Exercise: Find the lines below that contain the string "Daftar". Copy each one.

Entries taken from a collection
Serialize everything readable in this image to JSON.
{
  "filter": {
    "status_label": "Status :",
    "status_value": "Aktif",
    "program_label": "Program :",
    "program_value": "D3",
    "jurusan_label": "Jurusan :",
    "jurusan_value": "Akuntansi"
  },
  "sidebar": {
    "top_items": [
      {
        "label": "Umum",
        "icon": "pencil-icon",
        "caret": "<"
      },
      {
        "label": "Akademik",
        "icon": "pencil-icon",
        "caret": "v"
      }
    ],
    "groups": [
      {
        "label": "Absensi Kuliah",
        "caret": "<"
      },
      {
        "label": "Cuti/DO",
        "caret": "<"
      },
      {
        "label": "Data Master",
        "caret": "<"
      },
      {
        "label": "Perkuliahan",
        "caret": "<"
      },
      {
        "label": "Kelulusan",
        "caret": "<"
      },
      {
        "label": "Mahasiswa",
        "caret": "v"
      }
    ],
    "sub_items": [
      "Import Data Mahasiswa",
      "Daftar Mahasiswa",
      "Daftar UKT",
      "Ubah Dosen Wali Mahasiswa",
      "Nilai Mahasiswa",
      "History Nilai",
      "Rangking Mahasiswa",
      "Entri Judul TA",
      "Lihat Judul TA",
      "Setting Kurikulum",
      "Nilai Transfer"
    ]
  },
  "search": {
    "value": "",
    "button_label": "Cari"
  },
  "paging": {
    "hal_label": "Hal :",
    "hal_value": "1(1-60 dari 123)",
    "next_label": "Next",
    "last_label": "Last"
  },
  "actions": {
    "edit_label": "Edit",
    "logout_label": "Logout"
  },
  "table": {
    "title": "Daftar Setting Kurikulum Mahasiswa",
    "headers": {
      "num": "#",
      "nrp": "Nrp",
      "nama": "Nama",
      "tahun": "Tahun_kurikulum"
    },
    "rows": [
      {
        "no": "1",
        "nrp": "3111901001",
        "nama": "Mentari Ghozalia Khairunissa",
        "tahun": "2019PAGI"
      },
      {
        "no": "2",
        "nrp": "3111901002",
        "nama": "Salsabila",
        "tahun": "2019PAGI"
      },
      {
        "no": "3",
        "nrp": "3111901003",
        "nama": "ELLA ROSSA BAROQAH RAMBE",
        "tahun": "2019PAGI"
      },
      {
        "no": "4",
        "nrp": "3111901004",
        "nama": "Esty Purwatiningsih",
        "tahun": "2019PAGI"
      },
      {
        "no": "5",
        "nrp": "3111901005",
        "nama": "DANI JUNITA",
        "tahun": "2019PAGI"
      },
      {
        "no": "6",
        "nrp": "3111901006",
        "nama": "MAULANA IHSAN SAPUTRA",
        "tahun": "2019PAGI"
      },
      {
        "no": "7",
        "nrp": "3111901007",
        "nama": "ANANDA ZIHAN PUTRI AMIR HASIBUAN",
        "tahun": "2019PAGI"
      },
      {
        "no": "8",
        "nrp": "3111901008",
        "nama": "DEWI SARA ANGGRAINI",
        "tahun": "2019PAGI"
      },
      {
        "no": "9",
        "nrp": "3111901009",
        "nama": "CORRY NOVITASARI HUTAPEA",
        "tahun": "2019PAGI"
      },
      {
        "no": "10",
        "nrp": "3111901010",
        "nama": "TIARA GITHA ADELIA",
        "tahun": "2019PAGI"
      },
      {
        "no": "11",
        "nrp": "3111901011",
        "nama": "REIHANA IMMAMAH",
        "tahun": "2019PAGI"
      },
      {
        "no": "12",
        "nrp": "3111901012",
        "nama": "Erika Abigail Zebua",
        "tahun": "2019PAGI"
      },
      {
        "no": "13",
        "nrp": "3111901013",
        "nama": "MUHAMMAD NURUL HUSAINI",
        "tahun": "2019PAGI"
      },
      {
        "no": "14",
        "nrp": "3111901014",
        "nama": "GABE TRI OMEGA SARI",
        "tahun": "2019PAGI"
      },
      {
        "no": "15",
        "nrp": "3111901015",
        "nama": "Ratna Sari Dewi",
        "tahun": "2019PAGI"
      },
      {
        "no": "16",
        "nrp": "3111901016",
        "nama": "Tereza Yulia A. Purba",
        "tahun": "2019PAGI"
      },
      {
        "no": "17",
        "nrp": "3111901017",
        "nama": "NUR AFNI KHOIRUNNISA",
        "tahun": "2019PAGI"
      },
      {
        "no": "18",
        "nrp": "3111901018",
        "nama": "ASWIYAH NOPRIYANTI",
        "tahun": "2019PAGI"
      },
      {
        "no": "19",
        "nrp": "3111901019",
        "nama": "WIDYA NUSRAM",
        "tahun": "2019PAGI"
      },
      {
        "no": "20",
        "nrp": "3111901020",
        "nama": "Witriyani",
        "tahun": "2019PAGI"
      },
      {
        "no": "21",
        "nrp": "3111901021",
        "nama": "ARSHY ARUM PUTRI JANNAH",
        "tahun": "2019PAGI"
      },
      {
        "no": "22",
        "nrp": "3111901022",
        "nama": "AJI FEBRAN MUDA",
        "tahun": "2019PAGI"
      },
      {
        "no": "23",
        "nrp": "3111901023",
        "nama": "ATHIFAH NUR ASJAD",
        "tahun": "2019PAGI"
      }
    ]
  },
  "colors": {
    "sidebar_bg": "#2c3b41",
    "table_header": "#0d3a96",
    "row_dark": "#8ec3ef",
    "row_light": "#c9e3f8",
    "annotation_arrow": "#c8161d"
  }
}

Written response:
      "Daftar Mahasiswa",
      "Daftar UKT",
    "title": "Daftar Setting Kurikulum Mahasiswa",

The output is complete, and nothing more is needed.